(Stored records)
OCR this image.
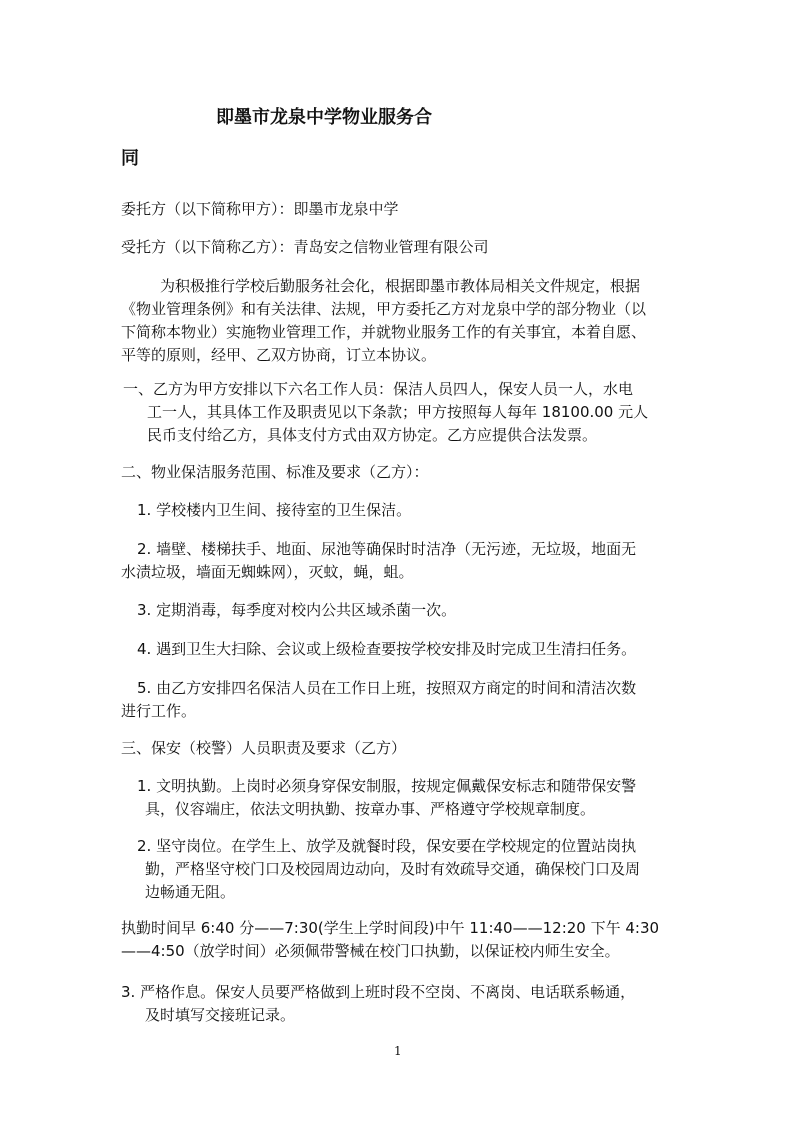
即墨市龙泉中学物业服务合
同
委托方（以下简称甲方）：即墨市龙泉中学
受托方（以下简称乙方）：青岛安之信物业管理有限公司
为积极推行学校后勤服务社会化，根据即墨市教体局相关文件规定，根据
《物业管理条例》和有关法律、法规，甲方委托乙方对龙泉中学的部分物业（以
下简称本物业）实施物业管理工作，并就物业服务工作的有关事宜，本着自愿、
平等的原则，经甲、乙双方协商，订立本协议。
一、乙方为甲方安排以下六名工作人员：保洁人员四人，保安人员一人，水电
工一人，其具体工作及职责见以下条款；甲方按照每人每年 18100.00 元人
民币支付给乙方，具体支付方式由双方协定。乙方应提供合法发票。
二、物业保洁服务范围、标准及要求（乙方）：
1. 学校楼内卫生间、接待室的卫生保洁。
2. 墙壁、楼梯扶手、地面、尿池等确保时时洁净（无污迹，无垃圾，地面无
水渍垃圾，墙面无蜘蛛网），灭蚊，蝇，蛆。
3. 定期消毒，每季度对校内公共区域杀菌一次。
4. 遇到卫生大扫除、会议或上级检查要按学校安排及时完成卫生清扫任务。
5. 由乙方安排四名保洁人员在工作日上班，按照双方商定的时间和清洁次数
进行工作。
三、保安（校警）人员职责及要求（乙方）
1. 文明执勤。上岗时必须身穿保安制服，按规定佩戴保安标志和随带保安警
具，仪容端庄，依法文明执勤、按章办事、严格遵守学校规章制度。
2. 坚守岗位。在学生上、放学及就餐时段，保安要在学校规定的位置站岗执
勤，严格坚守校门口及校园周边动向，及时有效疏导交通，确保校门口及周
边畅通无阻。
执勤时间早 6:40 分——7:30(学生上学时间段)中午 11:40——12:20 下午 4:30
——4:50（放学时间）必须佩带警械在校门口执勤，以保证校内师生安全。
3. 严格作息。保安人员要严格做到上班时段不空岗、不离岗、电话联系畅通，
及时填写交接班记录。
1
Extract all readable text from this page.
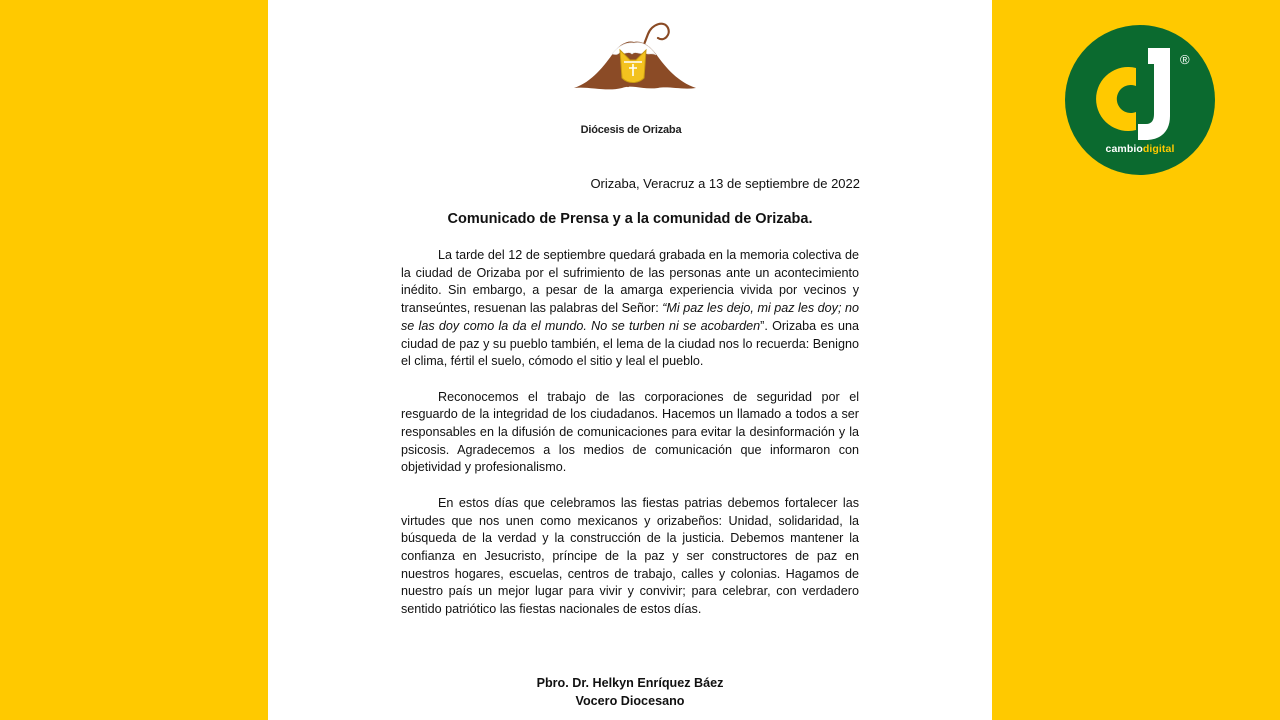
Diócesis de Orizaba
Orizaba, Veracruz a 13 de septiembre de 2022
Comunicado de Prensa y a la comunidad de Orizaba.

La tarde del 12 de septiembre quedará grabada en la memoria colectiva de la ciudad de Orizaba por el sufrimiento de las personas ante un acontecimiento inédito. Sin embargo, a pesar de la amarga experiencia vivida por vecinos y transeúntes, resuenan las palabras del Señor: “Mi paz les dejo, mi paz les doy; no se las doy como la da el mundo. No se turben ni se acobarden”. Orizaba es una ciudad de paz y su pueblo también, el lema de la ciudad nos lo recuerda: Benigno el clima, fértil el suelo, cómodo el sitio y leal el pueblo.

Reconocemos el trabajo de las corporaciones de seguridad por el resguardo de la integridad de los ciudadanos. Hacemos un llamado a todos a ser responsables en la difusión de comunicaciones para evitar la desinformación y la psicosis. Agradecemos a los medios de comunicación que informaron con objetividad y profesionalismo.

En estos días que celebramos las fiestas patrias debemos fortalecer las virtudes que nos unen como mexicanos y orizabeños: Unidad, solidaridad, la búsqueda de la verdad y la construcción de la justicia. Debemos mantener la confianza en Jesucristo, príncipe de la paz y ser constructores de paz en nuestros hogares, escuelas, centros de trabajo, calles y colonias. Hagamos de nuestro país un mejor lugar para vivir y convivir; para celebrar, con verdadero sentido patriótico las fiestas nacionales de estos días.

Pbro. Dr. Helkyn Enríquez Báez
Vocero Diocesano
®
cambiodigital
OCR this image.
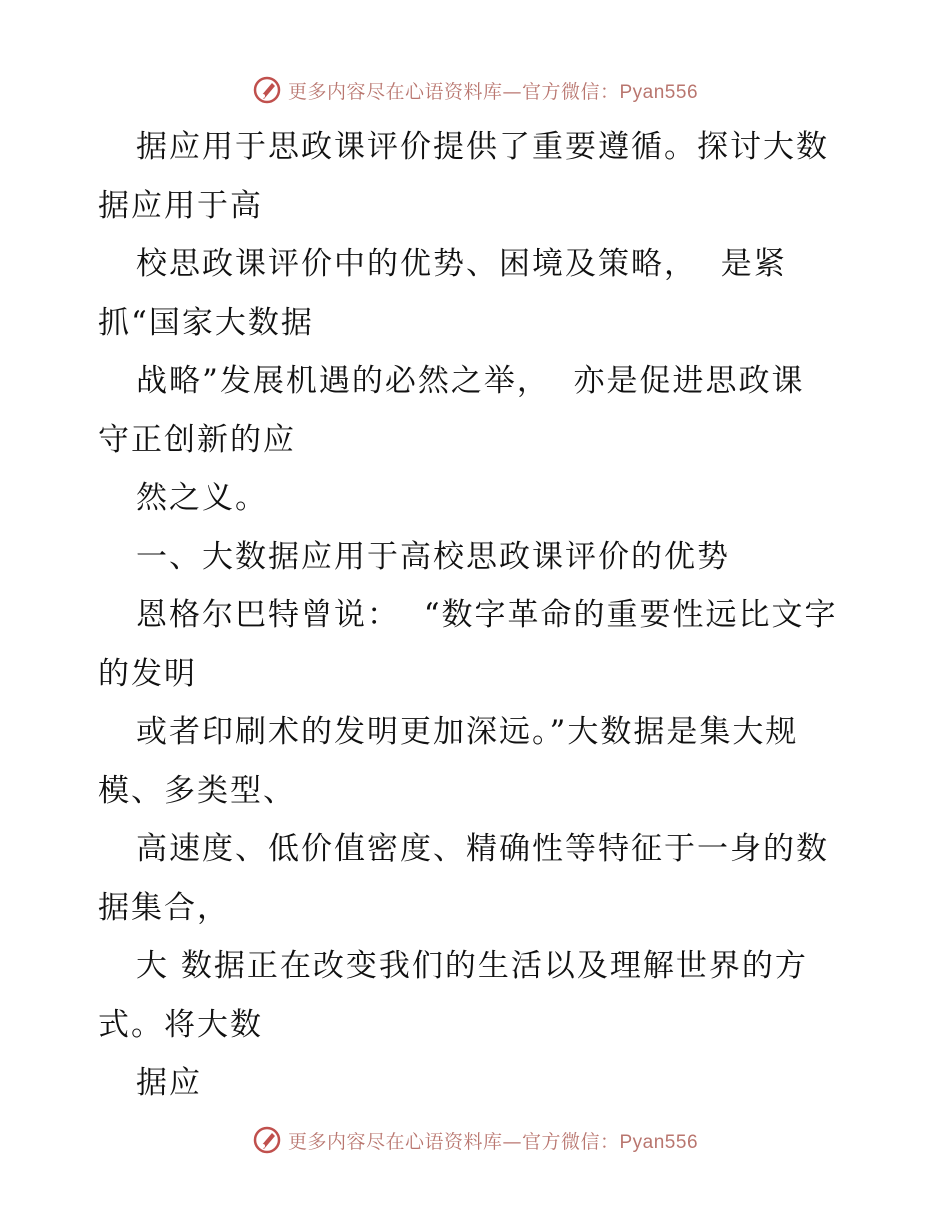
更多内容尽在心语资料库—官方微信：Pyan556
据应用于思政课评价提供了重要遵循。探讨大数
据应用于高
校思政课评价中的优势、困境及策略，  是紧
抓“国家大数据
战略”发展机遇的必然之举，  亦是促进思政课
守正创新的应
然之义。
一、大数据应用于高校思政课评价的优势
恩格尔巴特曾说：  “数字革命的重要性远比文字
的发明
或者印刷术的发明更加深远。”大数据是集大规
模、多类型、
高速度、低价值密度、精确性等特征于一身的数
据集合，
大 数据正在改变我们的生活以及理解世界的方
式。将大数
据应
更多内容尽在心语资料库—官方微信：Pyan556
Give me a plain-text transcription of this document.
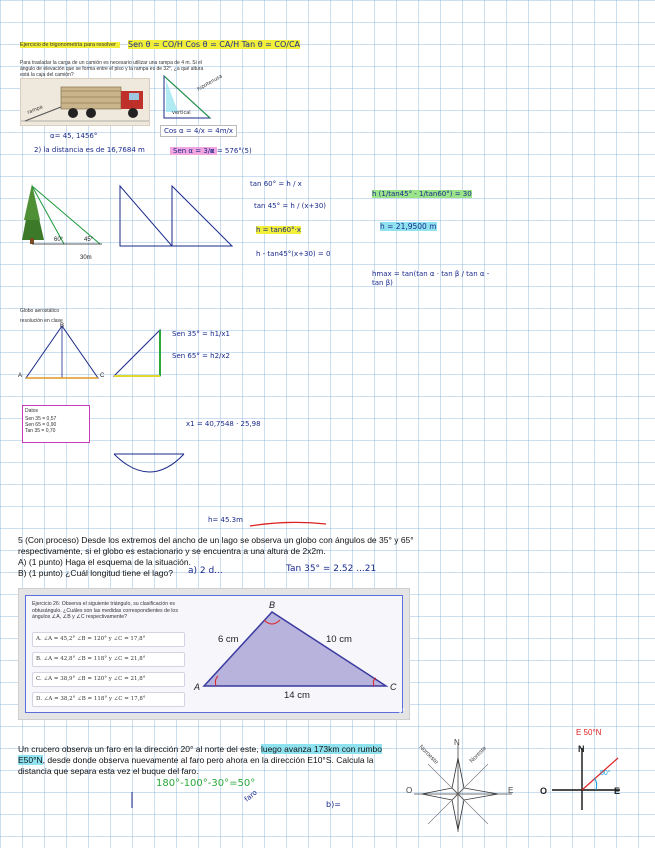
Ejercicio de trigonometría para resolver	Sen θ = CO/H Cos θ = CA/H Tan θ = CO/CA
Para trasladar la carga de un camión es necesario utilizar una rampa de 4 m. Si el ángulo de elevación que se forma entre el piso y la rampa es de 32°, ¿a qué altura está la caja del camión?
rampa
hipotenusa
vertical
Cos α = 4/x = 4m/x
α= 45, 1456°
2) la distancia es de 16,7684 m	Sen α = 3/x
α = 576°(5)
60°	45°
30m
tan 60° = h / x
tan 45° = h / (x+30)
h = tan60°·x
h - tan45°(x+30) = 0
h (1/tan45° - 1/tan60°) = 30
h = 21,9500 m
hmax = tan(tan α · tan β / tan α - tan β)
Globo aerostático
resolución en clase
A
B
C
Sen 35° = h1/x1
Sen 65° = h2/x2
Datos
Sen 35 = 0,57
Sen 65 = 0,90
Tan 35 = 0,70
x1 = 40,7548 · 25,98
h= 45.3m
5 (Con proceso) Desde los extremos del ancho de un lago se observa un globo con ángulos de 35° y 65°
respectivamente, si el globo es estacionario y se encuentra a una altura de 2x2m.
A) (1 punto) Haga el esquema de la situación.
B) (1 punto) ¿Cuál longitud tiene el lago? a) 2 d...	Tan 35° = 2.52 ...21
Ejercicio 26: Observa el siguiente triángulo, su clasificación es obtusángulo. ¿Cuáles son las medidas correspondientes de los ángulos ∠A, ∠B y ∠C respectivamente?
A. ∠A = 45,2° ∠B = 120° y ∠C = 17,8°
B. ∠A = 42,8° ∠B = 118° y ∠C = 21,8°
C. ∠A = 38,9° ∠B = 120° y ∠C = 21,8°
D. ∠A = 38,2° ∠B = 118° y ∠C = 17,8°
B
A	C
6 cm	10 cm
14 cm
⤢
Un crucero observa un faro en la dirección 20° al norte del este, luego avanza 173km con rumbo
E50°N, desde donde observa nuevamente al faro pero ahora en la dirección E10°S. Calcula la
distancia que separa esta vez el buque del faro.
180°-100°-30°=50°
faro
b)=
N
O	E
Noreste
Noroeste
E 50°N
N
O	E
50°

- [Task statement]: Print the listing above in full, exactly as written. Omit any pictures.

- [Task solution]:
OCR this image.
即墨市龙泉中学物业服务合
同
委托方（以下简称甲方）：即墨市龙泉中学
受托方（以下简称乙方）：青岛安之信物业管理有限公司
为积极推行学校后勤服务社会化，根据即墨市教体局相关文件规定，根据
《物业管理条例》和有关法律、法规，甲方委托乙方对龙泉中学的部分物业（以
下简称本物业）实施物业管理工作，并就物业服务工作的有关事宜，本着自愿、
平等的原则，经甲、乙双方协商，订立本协议。
一、乙方为甲方安排以下六名工作人员：保洁人员四人，保安人员一人，水电
工一人，其具体工作及职责见以下条款；甲方按照每人每年 18100.00 元人
民币支付给乙方，具体支付方式由双方协定。乙方应提供合法发票。
二、物业保洁服务范围、标准及要求（乙方）：
1. 学校楼内卫生间、接待室的卫生保洁。
2. 墙壁、楼梯扶手、地面、尿池等确保时时洁净（无污迹，无垃圾，地面无
水渍垃圾，墙面无蜘蛛网），灭蚊，蝇，蛆。
3. 定期消毒，每季度对校内公共区域杀菌一次。
4. 遇到卫生大扫除、会议或上级检查要按学校安排及时完成卫生清扫任务。
5. 由乙方安排四名保洁人员在工作日上班，按照双方商定的时间和清洁次数
进行工作。
三、保安（校警）人员职责及要求（乙方）
1. 文明执勤。上岗时必须身穿保安制服，按规定佩戴保安标志和随带保安警
具，仪容端庄，依法文明执勤、按章办事、严格遵守学校规章制度。
2. 坚守岗位。在学生上、放学及就餐时段，保安要在学校规定的位置站岗执
勤，严格坚守校门口及校园周边动向，及时有效疏导交通，确保校门口及周
边畅通无阻。
执勤时间早 6:40 分——7:30(学生上学时间段)中午 11:40——12:20 下午 4:30
——4:50（放学时间）必须佩带警械在校门口执勤，以保证校内师生安全。
3. 严格作息。保安人员要严格做到上班时段不空岗、不离岗、电话联系畅通，
及时填写交接班记录。
1
Extract all readable text from this page.
Diócesis de Orizaba
Orizaba, Veracruz a 13 de septiembre de 2022
Comunicado de Prensa y a la comunidad de Orizaba.

La tarde del 12 de septiembre quedará grabada en la memoria colectiva de la ciudad de Orizaba por el sufrimiento de las personas ante un acontecimiento inédito. Sin embargo, a pesar de la amarga experiencia vivida por vecinos y transeúntes, resuenan las palabras del Señor: “Mi paz les dejo, mi paz les doy; no se las doy como la da el mundo. No se turben ni se acobarden”. Orizaba es una ciudad de paz y su pueblo también, el lema de la ciudad nos lo recuerda: Benigno el clima, fértil el suelo, cómodo el sitio y leal el pueblo.

Reconocemos el trabajo de las corporaciones de seguridad por el resguardo de la integridad de los ciudadanos. Hacemos un llamado a todos a ser responsables en la difusión de comunicaciones para evitar la desinformación y la psicosis. Agradecemos a los medios de comunicación que informaron con objetividad y profesionalismo.

En estos días que celebramos las fiestas patrias debemos fortalecer las virtudes que nos unen como mexicanos y orizabeños: Unidad, solidaridad, la búsqueda de la verdad y la construcción de la justicia. Debemos mantener la confianza en Jesucristo, príncipe de la paz y ser constructores de paz en nuestros hogares, escuelas, centros de trabajo, calles y colonias. Hagamos de nuestro país un mejor lugar para vivir y convivir; para celebrar, con verdadero sentido patriótico las fiestas nacionales de estos días.

Pbro. Dr. Helkyn Enríquez Báez
Vocero Diocesano
®
cambiodigital
OCR this image.
更多内容尽在心语资料库—官方微信：Pyan556
据应用于思政课评价提供了重要遵循。探讨大数
据应用于高
校思政课评价中的优势、困境及策略，  是紧
抓“国家大数据
战略”发展机遇的必然之举，  亦是促进思政课
守正创新的应
然之义。
一、大数据应用于高校思政课评价的优势
恩格尔巴特曾说：  “数字革命的重要性远比文字
的发明
或者印刷术的发明更加深远。”大数据是集大规
模、多类型、
高速度、低价值密度、精确性等特征于一身的数
据集合，
大 数据正在改变我们的生活以及理解世界的方
式。将大数
据应
更多内容尽在心语资料库—官方微信：Pyan556
Give me a plain-text transcription of this document.
Ejercicio de trigonometría para resolver	Sen θ = CO/H Cos θ = CA/H Tan θ = CO/CA
Para trasladar la carga de un camión es necesario utilizar una rampa de 4 m. Si el ángulo de elevación que se forma entre el piso y la rampa es de 32°, ¿a qué altura está la caja del camión?
rampa
hipotenusa
vertical
Cos α = 4/x = 4m/x
α= 45, 1456°
2) la distancia es de 16,7684 m	Sen α = 3/x
α = 576°(5)
60°	45°
30m
tan 60° = h / x
tan 45° = h / (x+30)
h = tan60°·x
h - tan45°(x+30) = 0
h (1/tan45° - 1/tan60°) = 30
h = 21,9500 m
hmax = tan(tan α · tan β / tan α - tan β)
Globo aerostático
resolución en clase
A
B
C
Sen 35° = h1/x1
Sen 65° = h2/x2
Datos
Sen 35 = 0,57
Sen 65 = 0,90
Tan 35 = 0,70
x1 = 40,7548 · 25,98
h= 45.3m
5 (Con proceso) Desde los extremos del ancho de un lago se observa un globo con ángulos de 35° y 65°
respectivamente, si el globo es estacionario y se encuentra a una altura de 2x2m.
A) (1 punto) Haga el esquema de la situación.
B) (1 punto) ¿Cuál longitud tiene el lago? a) 2 d...	Tan 35° = 2.52 ...21
Ejercicio 26: Observa el siguiente triángulo, su clasificación es obtusángulo. ¿Cuáles son las medidas correspondientes de los ángulos ∠A, ∠B y ∠C respectivamente?
A. ∠A = 45,2° ∠B = 120° y ∠C = 17,8°
B. ∠A = 42,8° ∠B = 118° y ∠C = 21,8°
C. ∠A = 38,9° ∠B = 120° y ∠C = 21,8°
D. ∠A = 38,2° ∠B = 118° y ∠C = 17,8°
B
A	C
6 cm	10 cm
14 cm
⤢
Un crucero observa un faro en la dirección 20° al norte del este, luego avanza 173km con rumbo
E50°N, desde donde observa nuevamente al faro pero ahora en la dirección E10°S. Calcula la
distancia que separa esta vez el buque del faro.
180°-100°-30°=50°
faro
b)=
N
O	E
Noreste
Noroeste
E 50°N
N
O	E
50°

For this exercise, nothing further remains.